• [Supplied passage]
--- START ---

Now, as you know, he saved us; and it was not thanks to anything we had done for our own justification.  In accordance with his own merciful design he saved us (Titus 3:5), by that age-old, or rather eternal charity, which inspired his divine providence to draw us to himself.  Had not the Father attracted us, we should never have come to the Son, our Saviour (cf. Jn. 6:44); we should have failed to find salvation.

 

Aristotle called a certain short-legged species of bird, apodes[1]; their feet were so frail as to be useless.  Once those birds alighted on the ground, there were forced to say there, unable to take off again as neither legs nor feet could propel them back into the air.  There they would lie until they died, unless a sudden gust of wind happened to catch and lift them.

 

The angels resemble a species of bird, so rare, so beautiful, we call it bird of paradise; the only time it is seen on the ground is when it is dead.  The moment that angels turned from God’s love to self-love, they fell as though dead, and were buried in hell.  Their fall had the same effect on them as death has on us: death separates us from this mortal life, their fall separated them for ever from eternal life.

 

We human being, however, resemble rather the apodes.  If we happen to leave the atmosphere of divine love, to settle on the ground, cling to creatures – which we do every time we offend God – we are at death’s door indeed.  Some faint emotions are left, like legs and feet, to make an attempt at love; but they are so weak, we cannot extricate our hearts from the slime of sin, cannot take off again on wings of charity, cannot resume the flight which – wretches that we are – we disloyally and deliberately abandoned.

--- END ---

(Records from a dataset)
--- START ---

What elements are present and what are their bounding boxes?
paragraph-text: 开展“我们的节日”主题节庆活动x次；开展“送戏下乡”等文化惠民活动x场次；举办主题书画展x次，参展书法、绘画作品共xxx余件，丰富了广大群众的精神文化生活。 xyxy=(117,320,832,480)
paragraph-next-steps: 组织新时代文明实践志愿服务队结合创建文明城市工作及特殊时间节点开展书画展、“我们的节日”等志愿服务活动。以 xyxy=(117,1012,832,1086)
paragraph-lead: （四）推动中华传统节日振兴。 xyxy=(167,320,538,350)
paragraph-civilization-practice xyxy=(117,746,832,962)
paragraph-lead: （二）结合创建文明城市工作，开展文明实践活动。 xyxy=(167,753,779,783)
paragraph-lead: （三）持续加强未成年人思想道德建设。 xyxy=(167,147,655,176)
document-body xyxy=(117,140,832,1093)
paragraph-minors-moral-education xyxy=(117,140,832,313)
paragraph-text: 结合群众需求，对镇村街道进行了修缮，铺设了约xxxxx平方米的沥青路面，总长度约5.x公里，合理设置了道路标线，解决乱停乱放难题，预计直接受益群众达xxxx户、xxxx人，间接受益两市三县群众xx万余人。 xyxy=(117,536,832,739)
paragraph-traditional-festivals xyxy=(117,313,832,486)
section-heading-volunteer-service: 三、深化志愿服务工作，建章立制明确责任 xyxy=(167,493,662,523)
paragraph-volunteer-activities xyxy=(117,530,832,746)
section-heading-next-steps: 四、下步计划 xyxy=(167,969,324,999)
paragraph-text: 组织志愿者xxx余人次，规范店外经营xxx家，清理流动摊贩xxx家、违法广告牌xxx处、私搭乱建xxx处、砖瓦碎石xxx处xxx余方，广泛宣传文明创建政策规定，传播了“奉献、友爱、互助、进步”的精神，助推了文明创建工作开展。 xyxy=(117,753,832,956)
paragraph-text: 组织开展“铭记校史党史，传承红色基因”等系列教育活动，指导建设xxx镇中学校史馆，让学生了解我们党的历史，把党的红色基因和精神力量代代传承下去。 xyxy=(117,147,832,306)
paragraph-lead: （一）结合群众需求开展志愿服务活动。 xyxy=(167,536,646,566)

--- END ---

• [Required work]
a – Set down the passage on divine love word for word, beginning at the words "The angels resemble" and stopping after "from eternal life.".
b – According to the passage on divine love, when is the bird of paradise seen on the ground?
The data is not needed here.

• [Answers below]
a –
The angels resemble a species of bird, so rare, so beautiful, we call it bird of paradise; the only time it is seen on the ground is when it is dead.  The moment that angels turned from God’s love to self-love, they fell as though dead, and were buried in hell.  Their fall had the same effect on them as death has on us: death separates us from this mortal life, their fall separated them for ever from eternal life.

b – Only when it is dead.